## Work to be completed
Copy the data word for word, keeping every line.

## Data entries
-- -- --

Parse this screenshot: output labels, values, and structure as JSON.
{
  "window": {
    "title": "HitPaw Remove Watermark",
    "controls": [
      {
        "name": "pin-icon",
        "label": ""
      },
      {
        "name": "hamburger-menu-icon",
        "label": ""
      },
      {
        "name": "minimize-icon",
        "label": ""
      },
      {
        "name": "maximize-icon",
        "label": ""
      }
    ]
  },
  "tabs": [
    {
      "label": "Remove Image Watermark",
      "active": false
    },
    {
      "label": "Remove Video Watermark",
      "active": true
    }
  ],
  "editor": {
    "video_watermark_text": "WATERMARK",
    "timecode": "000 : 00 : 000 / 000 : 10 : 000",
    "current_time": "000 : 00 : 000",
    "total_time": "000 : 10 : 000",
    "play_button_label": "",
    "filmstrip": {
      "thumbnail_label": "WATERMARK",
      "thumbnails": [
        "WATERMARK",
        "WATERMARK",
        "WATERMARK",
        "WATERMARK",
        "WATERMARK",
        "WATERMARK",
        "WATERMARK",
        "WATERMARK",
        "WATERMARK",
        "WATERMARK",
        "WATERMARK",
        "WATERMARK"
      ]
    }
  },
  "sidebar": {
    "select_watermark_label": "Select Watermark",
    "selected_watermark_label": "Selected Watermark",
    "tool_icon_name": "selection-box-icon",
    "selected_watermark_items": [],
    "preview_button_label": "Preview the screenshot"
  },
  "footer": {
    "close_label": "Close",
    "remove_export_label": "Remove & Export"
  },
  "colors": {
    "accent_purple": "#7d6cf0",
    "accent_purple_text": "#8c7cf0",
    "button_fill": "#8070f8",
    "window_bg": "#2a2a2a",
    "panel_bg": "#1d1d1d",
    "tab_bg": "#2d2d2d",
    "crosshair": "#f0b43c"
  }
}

-- -- --

## Correct output
Parse this screenshot: output labels, values, and structure as JSON.
{
  "window": {
    "title": "HitPaw Remove Watermark",
    "controls": [
      {
        "name": "pin-icon",
        "label": ""
      },
      {
        "name": "hamburger-menu-icon",
        "label": ""
      },
      {
        "name": "minimize-icon",
        "label": ""
      },
      {
        "name": "maximize-icon",
        "label": ""
      }
    ]
  },
  "tabs": [
    {
      "label": "Remove Image Watermark",
      "active": false
    },
    {
      "label": "Remove Video Watermark",
      "active": true
    }
  ],
  "editor": {
    "video_watermark_text": "WATERMARK",
    "timecode": "000 : 00 : 000 / 000 : 10 : 000",
    "current_time": "000 : 00 : 000",
    "total_time": "000 : 10 : 000",
    "play_button_label": "",
    "filmstrip": {
      "thumbnail_label": "WATERMARK",
      "thumbnails": [
        "WATERMARK",
        "WATERMARK",
        "WATERMARK",
        "WATERMARK",
        "WATERMARK",
        "WATERMARK",
        "WATERMARK",
        "WATERMARK",
        "WATERMARK",
        "WATERMARK",
        "WATERMARK",
        "WATERMARK"
      ]
    }
  },
  "sidebar": {
    "select_watermark_label": "Select Watermark",
    "selected_watermark_label": "Selected Watermark",
    "tool_icon_name": "selection-box-icon",
    "selected_watermark_items": [],
    "preview_button_label": "Preview the screenshot"
  },
  "footer": {
    "close_label": "Close",
    "remove_export_label": "Remove & Export"
  },
  "colors": {
    "accent_purple": "#7d6cf0",
    "accent_purple_text": "#8c7cf0",
    "button_fill": "#8070f8",
    "window_bg": "#2a2a2a",
    "panel_bg": "#1d1d1d",
    "tab_bg": "#2d2d2d",
    "crosshair": "#f0b43c"
  }
}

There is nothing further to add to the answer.